__EXERCISE MATERIAL__.
——————

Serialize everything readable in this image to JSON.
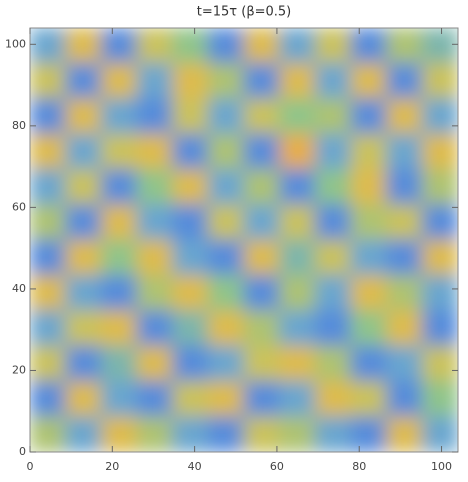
{
  "chart_data": {
    "type": "heatmap",
    "title": "t=15τ (β=0.5)",
    "xlim": [
      0,
      104
    ],
    "ylim": [
      0,
      104
    ],
    "xticks": [
      0,
      20,
      40,
      60,
      80,
      100
    ],
    "yticks": [
      0,
      20,
      40,
      60,
      80,
      100
    ],
    "colormap": [
      "#2b3fc9",
      "#5f9ee0",
      "#8fc48a",
      "#d9c14f",
      "#f2a23c"
    ],
    "zlim": [
      0,
      1
    ],
    "z": [
      [
        0.3,
        0.8,
        0.2,
        0.7,
        0.5,
        0.2,
        0.8,
        0.3,
        0.7,
        0.2,
        0.6,
        0.4
      ],
      [
        0.7,
        0.2,
        0.8,
        0.3,
        0.8,
        0.6,
        0.2,
        0.8,
        0.3,
        0.8,
        0.2,
        0.7
      ],
      [
        0.2,
        0.8,
        0.3,
        0.2,
        0.7,
        0.3,
        0.7,
        0.5,
        0.6,
        0.2,
        0.8,
        0.3
      ],
      [
        0.8,
        0.3,
        0.7,
        0.8,
        0.2,
        0.6,
        0.2,
        0.9,
        0.3,
        0.7,
        0.3,
        0.8
      ],
      [
        0.3,
        0.7,
        0.2,
        0.5,
        0.8,
        0.3,
        0.6,
        0.2,
        0.5,
        0.8,
        0.2,
        0.6
      ],
      [
        0.6,
        0.2,
        0.8,
        0.3,
        0.2,
        0.7,
        0.3,
        0.7,
        0.2,
        0.6,
        0.7,
        0.2
      ],
      [
        0.2,
        0.8,
        0.5,
        0.8,
        0.3,
        0.2,
        0.8,
        0.4,
        0.7,
        0.3,
        0.2,
        0.8
      ],
      [
        0.8,
        0.3,
        0.2,
        0.6,
        0.8,
        0.5,
        0.2,
        0.6,
        0.3,
        0.8,
        0.6,
        0.3
      ],
      [
        0.3,
        0.7,
        0.8,
        0.2,
        0.4,
        0.8,
        0.6,
        0.3,
        0.2,
        0.5,
        0.8,
        0.2
      ],
      [
        0.7,
        0.2,
        0.4,
        0.8,
        0.2,
        0.3,
        0.7,
        0.8,
        0.6,
        0.2,
        0.3,
        0.7
      ],
      [
        0.2,
        0.8,
        0.3,
        0.2,
        0.7,
        0.8,
        0.2,
        0.3,
        0.8,
        0.7,
        0.2,
        0.5
      ],
      [
        0.6,
        0.3,
        0.8,
        0.6,
        0.3,
        0.2,
        0.7,
        0.6,
        0.3,
        0.2,
        0.8,
        0.3
      ]
    ]
  }
}
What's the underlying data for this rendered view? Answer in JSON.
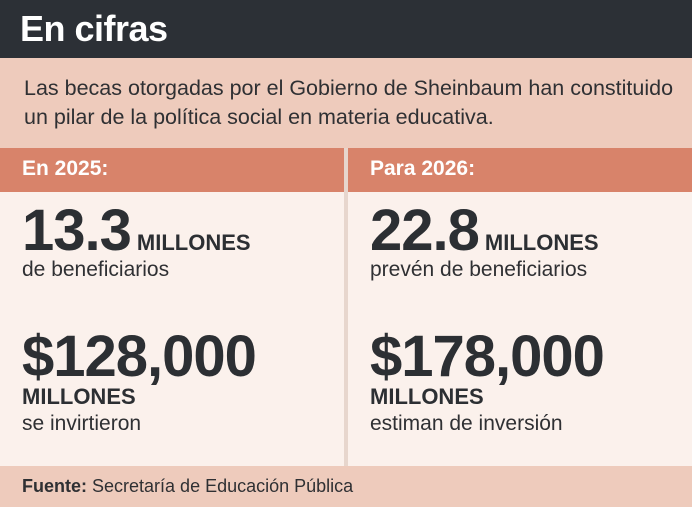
{
  "header": {
    "title": "En cifras"
  },
  "intro": {
    "text": "Las becas otorgadas por el Gobierno de Sheinbaum han constituido un pilar de la política social en materia educativa."
  },
  "columns": [
    {
      "heading": "En 2025:",
      "beneficiaries": {
        "value": "13.3",
        "unit": "MILLONES",
        "label": "de beneficiarios"
      },
      "investment": {
        "value": "$128,000",
        "unit": "MILLONES",
        "label": "se invirtieron"
      }
    },
    {
      "heading": "Para 2026:",
      "beneficiaries": {
        "value": "22.8",
        "unit": "MILLONES",
        "label": "prevén de beneficiarios"
      },
      "investment": {
        "value": "$178,000",
        "unit": "MILLONES",
        "label": "estiman de inversión"
      }
    }
  ],
  "footer": {
    "source_label": "Fuente:",
    "source_text": "Secretaría de Educación Pública"
  },
  "colors": {
    "title_bg": "#2c3036",
    "accent": "#d8836a",
    "panel": "#eecbbc",
    "body_bg": "#fbf1ec"
  }
}
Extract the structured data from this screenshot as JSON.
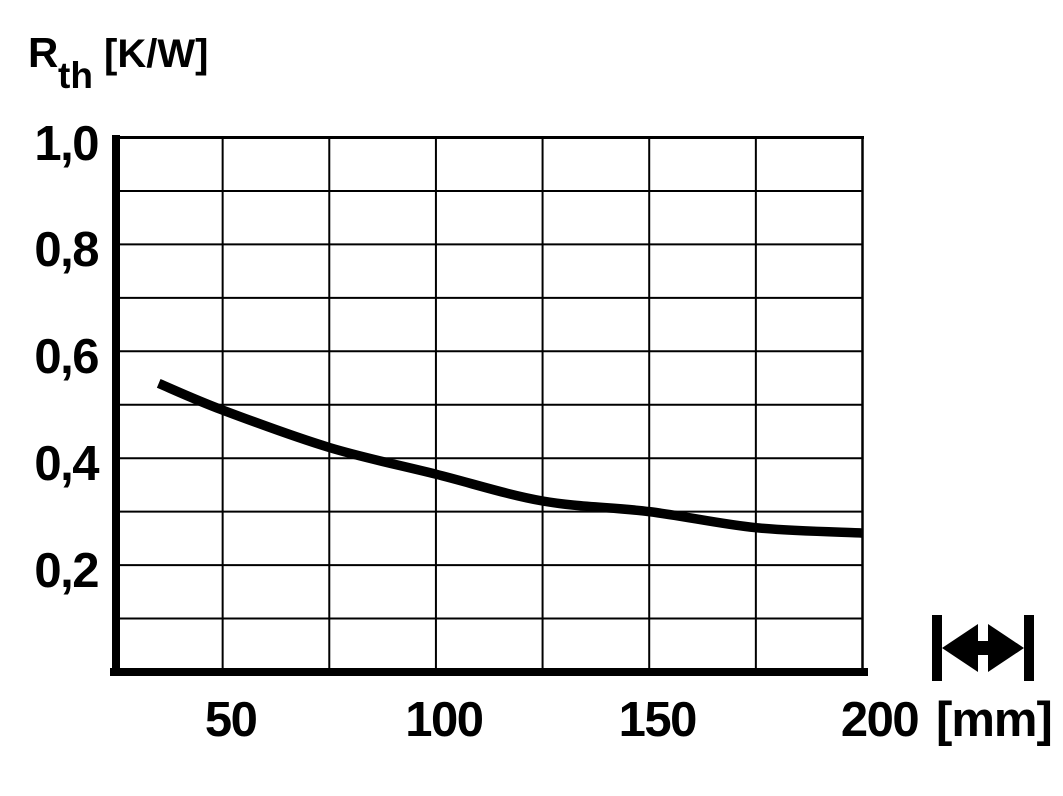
{
  "chart_data": {
    "type": "line",
    "ylabel": {
      "symbol": "R",
      "subscript": "th",
      "unit": "[K/W]",
      "text": "Rth [K/W]"
    },
    "xlabel_unit": "[mm]",
    "x_axis": {
      "tick_labels": [
        "50",
        "100",
        "150",
        "200"
      ],
      "tick_values": [
        50,
        100,
        150,
        200
      ],
      "range": [
        25,
        200
      ],
      "grid_step": 25
    },
    "y_axis": {
      "tick_labels": [
        "1,0",
        "0,8",
        "0,6",
        "0,4",
        "0,2"
      ],
      "tick_values": [
        1.0,
        0.8,
        0.6,
        0.4,
        0.2
      ],
      "range": [
        0,
        1.0
      ],
      "grid_step": 0.1
    },
    "series": [
      {
        "name": "thermal-resistance-vs-width",
        "x": [
          35,
          50,
          75,
          100,
          125,
          150,
          175,
          200
        ],
        "y": [
          0.54,
          0.49,
          0.42,
          0.37,
          0.32,
          0.3,
          0.27,
          0.26
        ]
      }
    ],
    "grid": "on",
    "legend": "none",
    "colors": {
      "line": "#000000",
      "grid": "#000000",
      "axis": "#000000",
      "text": "#000000",
      "background": "#ffffff"
    }
  },
  "icons": {
    "bottom_right": "width-dimension-icon"
  }
}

——————

__PROBLEM TO WORK ON__. Repeat every record precisely. Any picture among them stays out of the copy.

__TASK ANSWER__.
Serialize everything readable in this image to JSON.
{
  "chart_data": {
    "type": "heatmap",
    "title": "t=15τ (β=0.5)",
    "xlim": [
      0,
      104
    ],
    "ylim": [
      0,
      104
    ],
    "xticks": [
      0,
      20,
      40,
      60,
      80,
      100
    ],
    "yticks": [
      0,
      20,
      40,
      60,
      80,
      100
    ],
    "colormap": [
      "#2b3fc9",
      "#5f9ee0",
      "#8fc48a",
      "#d9c14f",
      "#f2a23c"
    ],
    "zlim": [
      0,
      1
    ],
    "z": [
      [
        0.3,
        0.8,
        0.2,
        0.7,
        0.5,
        0.2,
        0.8,
        0.3,
        0.7,
        0.2,
        0.6,
        0.4
      ],
      [
        0.7,
        0.2,
        0.8,
        0.3,
        0.8,
        0.6,
        0.2,
        0.8,
        0.3,
        0.8,
        0.2,
        0.7
      ],
      [
        0.2,
        0.8,
        0.3,
        0.2,
        0.7,
        0.3,
        0.7,
        0.5,
        0.6,
        0.2,
        0.8,
        0.3
      ],
      [
        0.8,
        0.3,
        0.7,
        0.8,
        0.2,
        0.6,
        0.2,
        0.9,
        0.3,
        0.7,
        0.3,
        0.8
      ],
      [
        0.3,
        0.7,
        0.2,
        0.5,
        0.8,
        0.3,
        0.6,
        0.2,
        0.5,
        0.8,
        0.2,
        0.6
      ],
      [
        0.6,
        0.2,
        0.8,
        0.3,
        0.2,
        0.7,
        0.3,
        0.7,
        0.2,
        0.6,
        0.7,
        0.2
      ],
      [
        0.2,
        0.8,
        0.5,
        0.8,
        0.3,
        0.2,
        0.8,
        0.4,
        0.7,
        0.3,
        0.2,
        0.8
      ],
      [
        0.8,
        0.3,
        0.2,
        0.6,
        0.8,
        0.5,
        0.2,
        0.6,
        0.3,
        0.8,
        0.6,
        0.3
      ],
      [
        0.3,
        0.7,
        0.8,
        0.2,
        0.4,
        0.8,
        0.6,
        0.3,
        0.2,
        0.5,
        0.8,
        0.2
      ],
      [
        0.7,
        0.2,
        0.4,
        0.8,
        0.2,
        0.3,
        0.7,
        0.8,
        0.6,
        0.2,
        0.3,
        0.7
      ],
      [
        0.2,
        0.8,
        0.3,
        0.2,
        0.7,
        0.8,
        0.2,
        0.3,
        0.8,
        0.7,
        0.2,
        0.5
      ],
      [
        0.6,
        0.3,
        0.8,
        0.6,
        0.3,
        0.2,
        0.7,
        0.6,
        0.3,
        0.2,
        0.8,
        0.3
      ]
    ]
  }
}
What's the underlying data for this rendered view? Answer in JSON.
{
  "header": {
    "title": "En cifras"
  },
  "intro": {
    "text": "Las becas otorgadas por el Gobierno de Sheinbaum han constituido un pilar de la política social en materia educativa."
  },
  "columns": [
    {
      "heading": "En 2025:",
      "beneficiaries": {
        "value": "13.3",
        "unit": "MILLONES",
        "label": "de beneficiarios"
      },
      "investment": {
        "value": "$128,000",
        "unit": "MILLONES",
        "label": "se invirtieron"
      }
    },
    {
      "heading": "Para 2026:",
      "beneficiaries": {
        "value": "22.8",
        "unit": "MILLONES",
        "label": "prevén de beneficiarios"
      },
      "investment": {
        "value": "$178,000",
        "unit": "MILLONES",
        "label": "estiman de inversión"
      }
    }
  ],
  "footer": {
    "source_label": "Fuente:",
    "source_text": "Secretaría de Educación Pública"
  },
  "colors": {
    "title_bg": "#2c3036",
    "accent": "#d8836a",
    "panel": "#eecbbc",
    "body_bg": "#fbf1ec"
  }
}
Extract the structured data from this screenshot as JSON.
{
  "chart_data": {
    "type": "line",
    "ylabel": {
      "symbol": "R",
      "subscript": "th",
      "unit": "[K/W]",
      "text": "Rth [K/W]"
    },
    "xlabel_unit": "[mm]",
    "x_axis": {
      "tick_labels": [
        "50",
        "100",
        "150",
        "200"
      ],
      "tick_values": [
        50,
        100,
        150,
        200
      ],
      "range": [
        25,
        200
      ],
      "grid_step": 25
    },
    "y_axis": {
      "tick_labels": [
        "1,0",
        "0,8",
        "0,6",
        "0,4",
        "0,2"
      ],
      "tick_values": [
        1.0,
        0.8,
        0.6,
        0.4,
        0.2
      ],
      "range": [
        0,
        1.0
      ],
      "grid_step": 0.1
    },
    "series": [
      {
        "name": "thermal-resistance-vs-width",
        "x": [
          35,
          50,
          75,
          100,
          125,
          150,
          175,
          200
        ],
        "y": [
          0.54,
          0.49,
          0.42,
          0.37,
          0.32,
          0.3,
          0.27,
          0.26
        ]
      }
    ],
    "grid": "on",
    "legend": "none",
    "colors": {
      "line": "#000000",
      "grid": "#000000",
      "axis": "#000000",
      "text": "#000000",
      "background": "#ffffff"
    }
  },
  "icons": {
    "bottom_right": "width-dimension-icon"
  }
}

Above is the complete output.